→ **Written exercise**
Reproduce each line that includes the word "later".

→ **Data in this exercise**
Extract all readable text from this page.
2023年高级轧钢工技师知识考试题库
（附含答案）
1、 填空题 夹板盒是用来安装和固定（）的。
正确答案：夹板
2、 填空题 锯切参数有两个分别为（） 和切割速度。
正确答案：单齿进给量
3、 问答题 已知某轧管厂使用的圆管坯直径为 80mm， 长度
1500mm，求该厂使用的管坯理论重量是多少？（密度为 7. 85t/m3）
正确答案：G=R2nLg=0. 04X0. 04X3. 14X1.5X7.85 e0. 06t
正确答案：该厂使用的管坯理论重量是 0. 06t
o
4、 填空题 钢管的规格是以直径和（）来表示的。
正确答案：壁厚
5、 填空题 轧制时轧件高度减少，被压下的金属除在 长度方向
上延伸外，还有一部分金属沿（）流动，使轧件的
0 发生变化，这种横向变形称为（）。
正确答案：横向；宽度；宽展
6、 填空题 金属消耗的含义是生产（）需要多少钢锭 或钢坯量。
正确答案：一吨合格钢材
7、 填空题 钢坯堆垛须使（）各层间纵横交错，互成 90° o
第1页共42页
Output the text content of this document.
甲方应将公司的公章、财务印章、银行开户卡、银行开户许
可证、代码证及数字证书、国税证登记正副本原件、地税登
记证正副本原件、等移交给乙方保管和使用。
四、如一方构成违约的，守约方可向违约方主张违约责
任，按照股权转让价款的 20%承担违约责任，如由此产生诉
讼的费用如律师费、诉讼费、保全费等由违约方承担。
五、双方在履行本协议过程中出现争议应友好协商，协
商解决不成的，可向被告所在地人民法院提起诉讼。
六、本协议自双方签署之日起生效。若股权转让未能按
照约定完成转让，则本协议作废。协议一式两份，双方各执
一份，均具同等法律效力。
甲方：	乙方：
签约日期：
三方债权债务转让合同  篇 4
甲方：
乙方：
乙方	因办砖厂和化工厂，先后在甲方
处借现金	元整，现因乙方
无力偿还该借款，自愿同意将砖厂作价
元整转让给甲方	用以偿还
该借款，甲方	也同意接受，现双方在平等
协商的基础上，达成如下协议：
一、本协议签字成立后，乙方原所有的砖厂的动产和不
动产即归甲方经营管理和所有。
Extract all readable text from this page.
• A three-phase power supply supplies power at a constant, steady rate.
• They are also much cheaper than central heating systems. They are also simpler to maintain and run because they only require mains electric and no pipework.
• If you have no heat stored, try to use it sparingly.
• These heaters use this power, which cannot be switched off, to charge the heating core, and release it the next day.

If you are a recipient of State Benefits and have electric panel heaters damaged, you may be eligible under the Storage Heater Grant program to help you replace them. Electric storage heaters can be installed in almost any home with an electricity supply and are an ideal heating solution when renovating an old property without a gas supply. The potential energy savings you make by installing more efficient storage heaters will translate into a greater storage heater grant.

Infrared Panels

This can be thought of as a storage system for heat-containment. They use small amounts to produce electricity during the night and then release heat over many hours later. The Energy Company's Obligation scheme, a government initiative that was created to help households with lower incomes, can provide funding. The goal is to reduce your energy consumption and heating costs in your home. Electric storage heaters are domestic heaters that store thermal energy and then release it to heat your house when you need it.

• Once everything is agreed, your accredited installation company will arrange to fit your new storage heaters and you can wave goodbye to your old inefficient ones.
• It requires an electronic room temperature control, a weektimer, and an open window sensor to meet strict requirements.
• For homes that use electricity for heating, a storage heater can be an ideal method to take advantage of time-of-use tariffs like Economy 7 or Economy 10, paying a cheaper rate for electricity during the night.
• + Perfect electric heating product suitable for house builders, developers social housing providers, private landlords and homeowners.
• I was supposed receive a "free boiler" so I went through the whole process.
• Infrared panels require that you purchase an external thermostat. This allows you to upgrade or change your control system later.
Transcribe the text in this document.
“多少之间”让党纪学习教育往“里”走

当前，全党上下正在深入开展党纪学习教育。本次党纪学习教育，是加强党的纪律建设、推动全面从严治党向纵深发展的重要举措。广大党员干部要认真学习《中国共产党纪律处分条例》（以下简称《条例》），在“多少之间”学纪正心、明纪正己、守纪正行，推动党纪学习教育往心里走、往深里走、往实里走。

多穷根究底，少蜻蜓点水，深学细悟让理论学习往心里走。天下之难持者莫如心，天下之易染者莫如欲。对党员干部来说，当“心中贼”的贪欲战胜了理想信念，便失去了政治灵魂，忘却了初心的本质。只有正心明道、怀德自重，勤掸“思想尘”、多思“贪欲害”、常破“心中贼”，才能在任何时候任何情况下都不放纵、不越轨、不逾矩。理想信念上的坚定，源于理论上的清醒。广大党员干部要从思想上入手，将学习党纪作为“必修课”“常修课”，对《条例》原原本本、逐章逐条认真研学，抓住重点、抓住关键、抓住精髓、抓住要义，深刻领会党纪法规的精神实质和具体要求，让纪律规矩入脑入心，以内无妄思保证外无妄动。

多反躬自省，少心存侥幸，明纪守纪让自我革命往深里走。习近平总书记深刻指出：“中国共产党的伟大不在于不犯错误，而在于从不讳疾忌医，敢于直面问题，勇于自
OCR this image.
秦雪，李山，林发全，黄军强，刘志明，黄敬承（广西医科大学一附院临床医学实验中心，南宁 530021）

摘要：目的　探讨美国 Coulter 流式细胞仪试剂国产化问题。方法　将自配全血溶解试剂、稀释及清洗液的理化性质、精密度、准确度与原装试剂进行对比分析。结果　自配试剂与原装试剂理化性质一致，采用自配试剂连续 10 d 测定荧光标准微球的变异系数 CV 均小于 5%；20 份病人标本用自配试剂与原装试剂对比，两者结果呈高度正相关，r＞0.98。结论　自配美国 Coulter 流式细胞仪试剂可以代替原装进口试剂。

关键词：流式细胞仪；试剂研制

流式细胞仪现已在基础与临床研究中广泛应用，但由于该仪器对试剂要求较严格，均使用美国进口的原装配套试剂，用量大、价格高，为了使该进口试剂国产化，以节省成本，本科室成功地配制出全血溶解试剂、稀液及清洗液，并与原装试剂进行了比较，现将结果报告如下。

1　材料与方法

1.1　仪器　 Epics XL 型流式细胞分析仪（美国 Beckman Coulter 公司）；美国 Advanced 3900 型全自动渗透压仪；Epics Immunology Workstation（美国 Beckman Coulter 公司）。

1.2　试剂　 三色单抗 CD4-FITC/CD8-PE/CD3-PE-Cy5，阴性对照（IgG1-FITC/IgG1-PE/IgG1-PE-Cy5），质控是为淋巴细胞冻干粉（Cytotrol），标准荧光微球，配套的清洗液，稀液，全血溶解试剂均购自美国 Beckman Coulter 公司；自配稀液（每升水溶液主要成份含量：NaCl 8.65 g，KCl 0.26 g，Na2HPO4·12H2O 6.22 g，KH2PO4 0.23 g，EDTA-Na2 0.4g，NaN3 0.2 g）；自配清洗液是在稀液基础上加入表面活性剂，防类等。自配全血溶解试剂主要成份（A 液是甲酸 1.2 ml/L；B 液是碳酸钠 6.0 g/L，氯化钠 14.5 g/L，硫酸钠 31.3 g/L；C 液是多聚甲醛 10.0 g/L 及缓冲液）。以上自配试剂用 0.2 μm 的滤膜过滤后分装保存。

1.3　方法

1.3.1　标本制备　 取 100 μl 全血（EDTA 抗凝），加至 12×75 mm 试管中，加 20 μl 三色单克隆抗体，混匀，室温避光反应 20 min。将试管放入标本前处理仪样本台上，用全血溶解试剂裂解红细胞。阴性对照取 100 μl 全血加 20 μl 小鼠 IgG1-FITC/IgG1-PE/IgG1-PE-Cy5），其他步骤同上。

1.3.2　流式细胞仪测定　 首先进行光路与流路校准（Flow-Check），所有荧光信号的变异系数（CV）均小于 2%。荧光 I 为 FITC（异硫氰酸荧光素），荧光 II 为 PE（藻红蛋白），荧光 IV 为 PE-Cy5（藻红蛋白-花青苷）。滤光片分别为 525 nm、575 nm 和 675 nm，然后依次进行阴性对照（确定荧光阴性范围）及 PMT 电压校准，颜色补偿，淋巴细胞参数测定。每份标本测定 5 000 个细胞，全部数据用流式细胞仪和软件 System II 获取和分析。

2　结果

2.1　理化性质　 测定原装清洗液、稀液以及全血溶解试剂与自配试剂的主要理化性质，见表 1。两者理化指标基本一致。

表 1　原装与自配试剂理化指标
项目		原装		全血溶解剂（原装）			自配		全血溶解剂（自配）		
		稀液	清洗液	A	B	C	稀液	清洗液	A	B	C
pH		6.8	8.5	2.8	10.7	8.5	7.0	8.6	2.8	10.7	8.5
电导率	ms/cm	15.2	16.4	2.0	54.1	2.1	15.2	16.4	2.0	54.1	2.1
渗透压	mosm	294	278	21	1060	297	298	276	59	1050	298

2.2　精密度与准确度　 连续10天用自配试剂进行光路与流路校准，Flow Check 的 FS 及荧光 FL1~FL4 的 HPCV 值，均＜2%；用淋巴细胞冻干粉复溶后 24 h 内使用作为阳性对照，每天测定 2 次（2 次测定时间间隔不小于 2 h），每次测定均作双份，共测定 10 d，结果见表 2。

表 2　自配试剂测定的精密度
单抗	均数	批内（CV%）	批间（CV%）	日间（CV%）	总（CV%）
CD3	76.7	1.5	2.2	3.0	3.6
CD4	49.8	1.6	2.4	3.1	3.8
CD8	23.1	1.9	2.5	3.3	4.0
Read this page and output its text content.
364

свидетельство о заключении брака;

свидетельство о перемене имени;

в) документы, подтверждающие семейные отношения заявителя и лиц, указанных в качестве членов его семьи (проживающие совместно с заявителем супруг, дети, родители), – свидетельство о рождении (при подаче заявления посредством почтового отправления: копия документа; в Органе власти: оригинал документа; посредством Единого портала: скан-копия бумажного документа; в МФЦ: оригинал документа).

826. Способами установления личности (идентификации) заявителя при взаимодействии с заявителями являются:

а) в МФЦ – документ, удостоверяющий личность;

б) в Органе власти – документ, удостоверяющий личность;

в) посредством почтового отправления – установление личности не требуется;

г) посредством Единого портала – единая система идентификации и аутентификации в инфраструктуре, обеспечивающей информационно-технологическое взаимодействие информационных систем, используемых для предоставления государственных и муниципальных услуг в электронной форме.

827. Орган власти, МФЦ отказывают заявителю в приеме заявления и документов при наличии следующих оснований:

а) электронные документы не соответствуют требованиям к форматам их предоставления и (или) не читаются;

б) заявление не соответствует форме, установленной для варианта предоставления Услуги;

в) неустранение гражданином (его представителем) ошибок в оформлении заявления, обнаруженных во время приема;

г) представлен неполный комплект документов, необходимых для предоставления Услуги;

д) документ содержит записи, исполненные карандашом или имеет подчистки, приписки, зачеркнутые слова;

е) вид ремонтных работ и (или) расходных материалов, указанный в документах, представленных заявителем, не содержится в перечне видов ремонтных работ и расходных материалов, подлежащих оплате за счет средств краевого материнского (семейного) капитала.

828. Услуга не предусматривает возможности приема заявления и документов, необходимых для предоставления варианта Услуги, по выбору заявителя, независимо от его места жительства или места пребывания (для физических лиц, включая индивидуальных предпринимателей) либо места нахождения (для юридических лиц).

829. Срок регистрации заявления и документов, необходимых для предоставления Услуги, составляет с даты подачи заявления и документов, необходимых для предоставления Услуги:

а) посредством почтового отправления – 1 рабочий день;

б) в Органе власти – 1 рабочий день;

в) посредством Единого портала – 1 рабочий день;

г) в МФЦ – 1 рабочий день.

→ **Solution to this exercise**
This can be thought of as a storage system for heat-containment. They use small amounts to produce electricity during the night and then release heat over many hours later. The Energy Company's Obligation scheme, a government initiative that was created to help households with lower incomes, can provide funding. The goal is to reduce your energy consumption and heating costs in your home. Electric storage heaters are domestic heaters that store thermal energy and then release it to heat your house when you need it.
• Infrared panels require that you purchase an external thermostat. This allows you to upgrade or change your control system later.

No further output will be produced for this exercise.